Dataset records:
++++++++++++++++++++

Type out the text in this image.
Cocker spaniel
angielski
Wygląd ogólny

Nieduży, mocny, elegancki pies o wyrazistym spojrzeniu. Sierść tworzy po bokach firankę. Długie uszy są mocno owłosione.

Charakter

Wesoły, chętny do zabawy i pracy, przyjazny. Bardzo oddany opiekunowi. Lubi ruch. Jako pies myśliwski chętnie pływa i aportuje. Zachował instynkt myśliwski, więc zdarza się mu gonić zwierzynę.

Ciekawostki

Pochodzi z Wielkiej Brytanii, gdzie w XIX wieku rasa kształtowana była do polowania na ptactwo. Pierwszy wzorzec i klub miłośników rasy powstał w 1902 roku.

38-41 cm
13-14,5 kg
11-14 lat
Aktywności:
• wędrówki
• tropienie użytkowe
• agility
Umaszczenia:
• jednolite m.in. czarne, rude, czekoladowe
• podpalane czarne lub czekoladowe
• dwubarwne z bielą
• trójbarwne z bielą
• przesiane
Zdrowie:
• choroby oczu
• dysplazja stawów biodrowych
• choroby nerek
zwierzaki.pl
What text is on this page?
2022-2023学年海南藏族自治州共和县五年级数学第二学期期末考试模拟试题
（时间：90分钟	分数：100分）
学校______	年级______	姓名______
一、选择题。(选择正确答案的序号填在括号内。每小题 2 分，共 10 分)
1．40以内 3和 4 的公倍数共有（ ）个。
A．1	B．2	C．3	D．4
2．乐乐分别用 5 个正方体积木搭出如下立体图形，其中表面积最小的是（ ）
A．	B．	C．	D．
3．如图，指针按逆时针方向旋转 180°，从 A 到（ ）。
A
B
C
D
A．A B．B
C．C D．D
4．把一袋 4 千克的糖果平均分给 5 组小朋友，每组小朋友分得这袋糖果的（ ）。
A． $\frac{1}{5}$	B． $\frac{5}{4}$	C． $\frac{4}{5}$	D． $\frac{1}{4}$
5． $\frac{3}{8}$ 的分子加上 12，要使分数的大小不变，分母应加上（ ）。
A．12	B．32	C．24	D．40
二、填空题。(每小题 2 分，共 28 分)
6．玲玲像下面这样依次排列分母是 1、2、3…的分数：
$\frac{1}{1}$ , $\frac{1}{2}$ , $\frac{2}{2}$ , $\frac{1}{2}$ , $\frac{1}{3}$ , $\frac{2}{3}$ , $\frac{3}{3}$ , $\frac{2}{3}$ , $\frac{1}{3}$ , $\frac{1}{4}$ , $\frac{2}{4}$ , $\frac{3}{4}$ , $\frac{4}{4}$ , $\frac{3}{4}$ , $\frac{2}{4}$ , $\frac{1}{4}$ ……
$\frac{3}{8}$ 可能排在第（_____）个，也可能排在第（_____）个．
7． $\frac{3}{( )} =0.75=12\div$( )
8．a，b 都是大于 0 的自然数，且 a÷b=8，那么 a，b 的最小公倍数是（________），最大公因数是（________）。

++++++++++++++++++++

* EXERCISE INSTRUCTIONS
Search the data for "pies". Copy every line that has it.

* FULL SOLUTION
Nieduży, mocny, elegancki pies o wyrazistym spojrzeniu. Sierść tworzy po bokach firankę. Długie uszy są mocno owłosione.
Wesoły, chętny do zabawy i pracy, przyjazny. Bardzo oddany opiekunowi. Lubi ruch. Jako pies myśliwski chętnie pływa i aportuje. Zachował instynkt myśliwski, więc zdarza się mu gonić zwierzynę.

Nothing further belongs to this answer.